AIM OF THE TASK
All lines featuring the string "район" are to be listed.

##### GIVEN ENTRIES

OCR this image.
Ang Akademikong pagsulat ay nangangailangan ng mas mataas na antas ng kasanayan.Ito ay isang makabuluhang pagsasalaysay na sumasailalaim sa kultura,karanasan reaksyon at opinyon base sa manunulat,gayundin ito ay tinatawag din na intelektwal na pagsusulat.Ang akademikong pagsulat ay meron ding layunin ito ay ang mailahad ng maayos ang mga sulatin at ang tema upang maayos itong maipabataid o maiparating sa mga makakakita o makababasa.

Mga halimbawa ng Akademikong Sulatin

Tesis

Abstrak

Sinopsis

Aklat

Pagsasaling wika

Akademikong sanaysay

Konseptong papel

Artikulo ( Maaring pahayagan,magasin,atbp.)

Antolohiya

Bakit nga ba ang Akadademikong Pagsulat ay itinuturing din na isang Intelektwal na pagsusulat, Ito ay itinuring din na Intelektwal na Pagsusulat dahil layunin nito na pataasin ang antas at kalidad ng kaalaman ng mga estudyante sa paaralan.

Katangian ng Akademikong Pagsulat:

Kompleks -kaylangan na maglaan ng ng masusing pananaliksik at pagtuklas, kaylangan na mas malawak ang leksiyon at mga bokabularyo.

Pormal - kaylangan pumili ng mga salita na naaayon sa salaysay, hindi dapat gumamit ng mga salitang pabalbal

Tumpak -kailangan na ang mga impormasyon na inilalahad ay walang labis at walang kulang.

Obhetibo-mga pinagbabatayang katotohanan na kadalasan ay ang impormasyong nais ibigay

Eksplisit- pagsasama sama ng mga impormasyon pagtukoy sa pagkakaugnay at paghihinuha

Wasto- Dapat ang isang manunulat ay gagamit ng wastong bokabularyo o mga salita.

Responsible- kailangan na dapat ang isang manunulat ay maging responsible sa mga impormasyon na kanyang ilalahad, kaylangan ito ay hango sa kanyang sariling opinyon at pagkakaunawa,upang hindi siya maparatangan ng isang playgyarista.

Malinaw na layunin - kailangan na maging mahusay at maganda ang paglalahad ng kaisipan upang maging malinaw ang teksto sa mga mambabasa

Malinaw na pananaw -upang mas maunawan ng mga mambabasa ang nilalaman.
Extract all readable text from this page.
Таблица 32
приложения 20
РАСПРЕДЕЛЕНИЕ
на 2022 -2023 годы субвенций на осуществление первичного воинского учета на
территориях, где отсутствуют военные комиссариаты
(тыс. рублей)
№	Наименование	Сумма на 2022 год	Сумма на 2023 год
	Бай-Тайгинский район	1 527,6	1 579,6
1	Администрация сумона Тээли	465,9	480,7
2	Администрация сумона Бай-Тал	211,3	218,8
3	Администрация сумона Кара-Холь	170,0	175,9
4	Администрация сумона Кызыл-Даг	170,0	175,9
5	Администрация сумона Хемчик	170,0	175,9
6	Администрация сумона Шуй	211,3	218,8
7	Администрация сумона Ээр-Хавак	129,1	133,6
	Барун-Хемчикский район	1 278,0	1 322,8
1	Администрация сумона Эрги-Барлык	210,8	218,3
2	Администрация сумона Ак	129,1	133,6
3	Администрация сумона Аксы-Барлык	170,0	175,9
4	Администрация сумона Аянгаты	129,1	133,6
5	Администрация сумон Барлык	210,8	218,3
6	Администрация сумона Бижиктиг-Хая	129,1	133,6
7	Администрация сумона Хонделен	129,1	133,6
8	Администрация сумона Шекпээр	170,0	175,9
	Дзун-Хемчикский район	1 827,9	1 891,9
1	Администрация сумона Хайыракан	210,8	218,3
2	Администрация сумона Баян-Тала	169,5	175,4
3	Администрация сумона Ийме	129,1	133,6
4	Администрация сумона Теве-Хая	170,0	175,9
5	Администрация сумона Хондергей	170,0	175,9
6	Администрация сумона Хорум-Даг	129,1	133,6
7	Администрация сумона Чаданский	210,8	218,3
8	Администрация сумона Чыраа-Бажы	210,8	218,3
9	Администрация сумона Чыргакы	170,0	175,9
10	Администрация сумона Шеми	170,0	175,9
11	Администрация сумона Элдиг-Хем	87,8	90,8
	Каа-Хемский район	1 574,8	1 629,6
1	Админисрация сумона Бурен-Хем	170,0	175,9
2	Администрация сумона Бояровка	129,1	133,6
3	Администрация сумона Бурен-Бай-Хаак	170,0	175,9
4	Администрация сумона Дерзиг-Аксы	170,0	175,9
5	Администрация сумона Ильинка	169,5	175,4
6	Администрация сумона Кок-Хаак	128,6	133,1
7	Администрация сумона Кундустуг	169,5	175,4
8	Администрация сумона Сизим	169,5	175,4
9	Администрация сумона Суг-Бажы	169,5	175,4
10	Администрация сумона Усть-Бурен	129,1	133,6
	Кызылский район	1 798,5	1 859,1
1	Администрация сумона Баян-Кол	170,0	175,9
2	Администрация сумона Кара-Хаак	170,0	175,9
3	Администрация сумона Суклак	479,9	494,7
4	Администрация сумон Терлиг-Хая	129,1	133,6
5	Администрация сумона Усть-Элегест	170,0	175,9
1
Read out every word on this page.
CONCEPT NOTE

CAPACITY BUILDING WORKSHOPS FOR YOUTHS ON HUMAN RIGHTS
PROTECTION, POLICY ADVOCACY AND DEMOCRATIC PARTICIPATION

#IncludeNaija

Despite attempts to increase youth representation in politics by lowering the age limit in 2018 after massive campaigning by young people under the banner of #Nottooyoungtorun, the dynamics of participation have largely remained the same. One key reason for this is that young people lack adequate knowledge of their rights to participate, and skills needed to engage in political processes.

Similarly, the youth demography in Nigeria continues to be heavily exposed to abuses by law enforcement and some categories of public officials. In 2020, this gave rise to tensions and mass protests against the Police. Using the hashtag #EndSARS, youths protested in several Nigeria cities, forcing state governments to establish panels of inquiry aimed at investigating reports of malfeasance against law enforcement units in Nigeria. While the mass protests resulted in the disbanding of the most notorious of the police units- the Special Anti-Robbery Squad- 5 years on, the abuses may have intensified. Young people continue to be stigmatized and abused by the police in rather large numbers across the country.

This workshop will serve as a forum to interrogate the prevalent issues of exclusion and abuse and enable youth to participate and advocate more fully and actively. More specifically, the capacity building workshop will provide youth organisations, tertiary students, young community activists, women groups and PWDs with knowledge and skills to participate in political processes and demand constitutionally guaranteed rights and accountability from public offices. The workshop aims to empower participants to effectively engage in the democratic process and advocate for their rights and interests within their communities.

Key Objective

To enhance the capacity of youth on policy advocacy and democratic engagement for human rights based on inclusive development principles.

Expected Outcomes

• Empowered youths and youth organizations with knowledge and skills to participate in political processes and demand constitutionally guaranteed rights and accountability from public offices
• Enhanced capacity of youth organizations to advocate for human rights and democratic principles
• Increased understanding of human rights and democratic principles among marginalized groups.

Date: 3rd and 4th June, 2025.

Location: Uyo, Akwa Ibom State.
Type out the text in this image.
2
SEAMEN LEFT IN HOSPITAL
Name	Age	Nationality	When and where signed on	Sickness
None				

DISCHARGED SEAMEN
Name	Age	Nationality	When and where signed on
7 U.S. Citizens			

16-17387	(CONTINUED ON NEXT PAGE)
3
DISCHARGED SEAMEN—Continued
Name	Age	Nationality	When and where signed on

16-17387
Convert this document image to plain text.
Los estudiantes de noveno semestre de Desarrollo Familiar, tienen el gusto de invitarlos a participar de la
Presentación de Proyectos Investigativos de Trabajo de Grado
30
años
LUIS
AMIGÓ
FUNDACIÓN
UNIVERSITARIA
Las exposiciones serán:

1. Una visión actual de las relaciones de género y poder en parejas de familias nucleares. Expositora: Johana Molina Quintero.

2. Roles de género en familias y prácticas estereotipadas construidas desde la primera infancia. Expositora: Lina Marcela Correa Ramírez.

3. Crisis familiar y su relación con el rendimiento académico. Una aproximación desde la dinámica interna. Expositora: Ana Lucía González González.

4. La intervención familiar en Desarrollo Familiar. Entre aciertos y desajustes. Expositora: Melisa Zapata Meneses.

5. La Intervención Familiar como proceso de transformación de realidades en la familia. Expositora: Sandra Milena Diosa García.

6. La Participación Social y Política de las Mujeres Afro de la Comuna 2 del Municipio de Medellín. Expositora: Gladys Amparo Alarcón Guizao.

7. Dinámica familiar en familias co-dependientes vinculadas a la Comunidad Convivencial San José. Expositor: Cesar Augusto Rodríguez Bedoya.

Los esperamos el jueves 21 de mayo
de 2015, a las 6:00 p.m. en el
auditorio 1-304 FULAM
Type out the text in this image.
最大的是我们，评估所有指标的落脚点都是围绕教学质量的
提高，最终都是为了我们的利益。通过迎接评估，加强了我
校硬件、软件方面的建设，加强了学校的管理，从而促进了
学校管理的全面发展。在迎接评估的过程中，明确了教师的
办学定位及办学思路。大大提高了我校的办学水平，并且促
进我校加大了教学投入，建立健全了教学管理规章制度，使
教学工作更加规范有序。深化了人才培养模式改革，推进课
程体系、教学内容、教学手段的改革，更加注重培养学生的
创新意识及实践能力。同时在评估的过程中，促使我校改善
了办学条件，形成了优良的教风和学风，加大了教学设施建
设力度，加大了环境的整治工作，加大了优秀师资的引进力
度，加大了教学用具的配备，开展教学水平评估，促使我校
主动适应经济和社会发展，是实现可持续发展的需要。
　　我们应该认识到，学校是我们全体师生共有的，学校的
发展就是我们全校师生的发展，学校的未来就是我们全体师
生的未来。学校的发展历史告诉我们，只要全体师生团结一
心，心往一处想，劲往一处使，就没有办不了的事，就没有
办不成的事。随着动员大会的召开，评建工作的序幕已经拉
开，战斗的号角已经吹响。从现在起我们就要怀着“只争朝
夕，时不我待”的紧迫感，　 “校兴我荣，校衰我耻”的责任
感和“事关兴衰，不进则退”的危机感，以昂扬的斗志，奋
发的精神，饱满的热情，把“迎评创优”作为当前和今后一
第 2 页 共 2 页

##########

SOLUTION FOR THIS PROBLEM
	Бай-Тайгинский район	1 527,6	1 579,6
	Барун-Хемчикский район	1 278,0	1 322,8
	Дзун-Хемчикский район	1 827,9	1 891,9
	Каа-Хемский район	1 574,8	1 629,6
	Кызылский район	1 798,5	1 859,1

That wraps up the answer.